To resolve this, I developed a custom function that significantly reduces memory usage, albeit at the cost of increased processing time (see below). It involves loading and processing the topics in smaller chunks, such that the groupby
and agg
operations are performed on each chunk, and the result is subsequently merged into a larger Polars dataframe, hence the increased processing time.
Here's how I implemented this in pycistopic,
custom_polars_read_csv()
pl.read_csv
function call on line 625 with custom_polars_read_csv(self.fstate(), chunk_size=2_000_000)
import polars as pl
import gzip
import io
def custom_polars_read_csv(file_path, chunk_size=2_000_000):
"""
This function is designed as an alternative to polars.read_csv for the large gzipped CSV files (created by MALLET)
where memory consumption is a concern. It uses a combination of lazy evaluation and
streaming to reduce memory usage during processing, at the cost of increased processing time.
Key features:
1. Streams the gzipped file, avoiding loading the entire file into memory at once.
2. Uses Polars' lazy execution to optimize query planning and execution.
3. Performs grouping and aggregation on the lazy DataFrame.
Compared to standard polars.read_csv:
- Pros: Significantly lower memory usage, especially for large files.
- Cons: Slower processing speed due to streaming and lazy evaluation.
Args:
file_path (str): Path to the gzipped CSV file.
chunk_size (int): Number of lines to process in each chunk.
Returns:
polars.DataFrame: A DataFrame containing the grouped and aggregated results.
"""
pl.enable_string_cache()
# initialize an empty DataFrame to store the aggregated results with correct schema
result = pl.DataFrame(schema={"topic": pl.Int64, "region": pl.Int64, "occurrence": pl.UInt64})
with gzip.open(file_path, 'rt') as f:
# Skip the first 3 rows
for _ in range(3):
next(f)
while True:
chunk = io.StringIO()
for _ in range(chunk_size):
line = f.readline()

* [Records supplied]
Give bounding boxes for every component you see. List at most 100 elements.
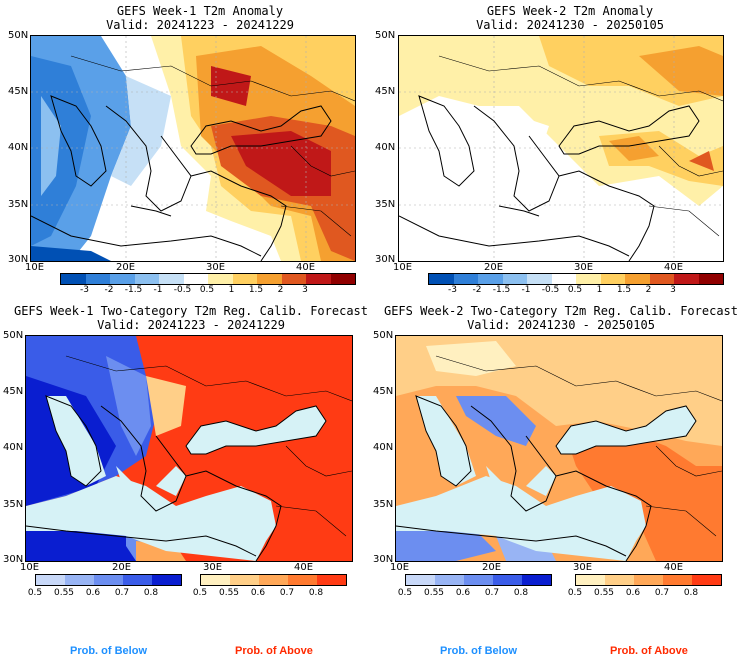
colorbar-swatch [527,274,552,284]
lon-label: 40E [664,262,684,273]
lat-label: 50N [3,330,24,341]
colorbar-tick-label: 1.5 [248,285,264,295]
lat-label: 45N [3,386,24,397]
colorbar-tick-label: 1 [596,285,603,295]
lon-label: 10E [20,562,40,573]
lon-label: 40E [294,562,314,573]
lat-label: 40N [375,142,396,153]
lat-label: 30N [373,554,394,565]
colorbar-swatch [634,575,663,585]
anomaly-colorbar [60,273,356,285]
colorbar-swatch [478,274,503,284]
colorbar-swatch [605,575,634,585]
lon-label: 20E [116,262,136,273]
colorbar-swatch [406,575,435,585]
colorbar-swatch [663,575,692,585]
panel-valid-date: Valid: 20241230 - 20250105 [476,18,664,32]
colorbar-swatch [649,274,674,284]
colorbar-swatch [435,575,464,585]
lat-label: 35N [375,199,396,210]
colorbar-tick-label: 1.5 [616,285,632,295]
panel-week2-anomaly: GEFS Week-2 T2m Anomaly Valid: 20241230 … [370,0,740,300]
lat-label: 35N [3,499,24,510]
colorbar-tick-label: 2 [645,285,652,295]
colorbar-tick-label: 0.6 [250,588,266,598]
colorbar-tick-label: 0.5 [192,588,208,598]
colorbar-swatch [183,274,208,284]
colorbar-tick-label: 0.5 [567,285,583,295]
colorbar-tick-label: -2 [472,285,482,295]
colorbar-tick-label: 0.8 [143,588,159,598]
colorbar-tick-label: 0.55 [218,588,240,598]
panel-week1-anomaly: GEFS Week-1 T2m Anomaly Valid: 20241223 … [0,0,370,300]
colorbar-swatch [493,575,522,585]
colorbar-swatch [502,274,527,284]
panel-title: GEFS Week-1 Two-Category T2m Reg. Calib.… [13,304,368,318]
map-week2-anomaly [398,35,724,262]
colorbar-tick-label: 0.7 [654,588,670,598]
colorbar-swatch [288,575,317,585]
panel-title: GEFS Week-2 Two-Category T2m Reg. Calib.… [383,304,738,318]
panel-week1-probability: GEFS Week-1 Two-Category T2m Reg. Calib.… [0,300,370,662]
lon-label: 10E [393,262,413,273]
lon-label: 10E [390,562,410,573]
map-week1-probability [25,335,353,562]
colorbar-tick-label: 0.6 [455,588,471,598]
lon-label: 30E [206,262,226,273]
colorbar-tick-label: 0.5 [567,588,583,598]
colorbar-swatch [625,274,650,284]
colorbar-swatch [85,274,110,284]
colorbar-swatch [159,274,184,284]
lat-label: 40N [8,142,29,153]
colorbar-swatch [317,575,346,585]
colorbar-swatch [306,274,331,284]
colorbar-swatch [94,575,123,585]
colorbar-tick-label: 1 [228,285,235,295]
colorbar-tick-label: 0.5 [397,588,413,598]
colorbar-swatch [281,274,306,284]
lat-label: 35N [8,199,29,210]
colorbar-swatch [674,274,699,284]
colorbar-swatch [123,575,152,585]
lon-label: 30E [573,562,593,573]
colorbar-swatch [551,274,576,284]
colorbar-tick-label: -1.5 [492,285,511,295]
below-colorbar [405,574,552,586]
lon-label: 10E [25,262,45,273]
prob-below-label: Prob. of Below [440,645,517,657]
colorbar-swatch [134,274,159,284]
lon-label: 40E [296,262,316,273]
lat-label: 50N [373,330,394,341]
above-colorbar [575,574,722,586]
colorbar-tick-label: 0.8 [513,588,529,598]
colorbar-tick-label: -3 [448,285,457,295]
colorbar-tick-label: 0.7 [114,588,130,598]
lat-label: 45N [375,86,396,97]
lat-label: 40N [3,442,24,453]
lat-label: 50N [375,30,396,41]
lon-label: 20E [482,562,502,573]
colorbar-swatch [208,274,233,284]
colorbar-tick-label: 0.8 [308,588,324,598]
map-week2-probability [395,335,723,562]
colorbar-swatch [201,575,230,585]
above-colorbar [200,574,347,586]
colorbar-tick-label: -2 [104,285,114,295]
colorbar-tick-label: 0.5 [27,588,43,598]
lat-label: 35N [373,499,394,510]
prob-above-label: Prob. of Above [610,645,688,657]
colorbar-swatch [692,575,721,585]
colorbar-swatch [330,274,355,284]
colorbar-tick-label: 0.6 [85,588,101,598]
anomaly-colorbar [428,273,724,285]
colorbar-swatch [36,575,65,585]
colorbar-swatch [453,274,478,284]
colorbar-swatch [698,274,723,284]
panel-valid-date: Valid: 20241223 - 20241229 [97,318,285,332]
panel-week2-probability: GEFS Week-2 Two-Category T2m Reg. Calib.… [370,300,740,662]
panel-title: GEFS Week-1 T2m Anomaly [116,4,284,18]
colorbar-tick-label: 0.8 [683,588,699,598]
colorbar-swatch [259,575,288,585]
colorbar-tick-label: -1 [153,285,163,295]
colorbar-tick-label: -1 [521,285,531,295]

* [Tasks to carry out]
[1] Answer these questions about the text on the custom CSV-reading function:
(a) Which function call on line 625 does the custom function replace?
(b) What default value is given for chunk_size?
(c) How many rows at the start of the gzipped file are skipped?
[2] In the entries, retype every line from the one with "colorbar-swatch [527,274,552,284]" up to and including the one with "lat-label: 30N [373,554,394,565]".

* [Exercise responses]
[1]
(a) pl.read_csv
(b) 2_000_000
(c) 3

[2]
colorbar-swatch [527,274,552,284]
lon-label: 40E [664,262,684,273]
lat-label: 50N [3,330,24,341]
colorbar-tick-label: 1.5 [248,285,264,295]
lat-label: 45N [3,386,24,397]
colorbar-tick-label: 1 [596,285,603,295]
lon-label: 10E [20,562,40,573]
lon-label: 40E [294,562,314,573]
lat-label: 40N [375,142,396,153]
lat-label: 30N [373,554,394,565]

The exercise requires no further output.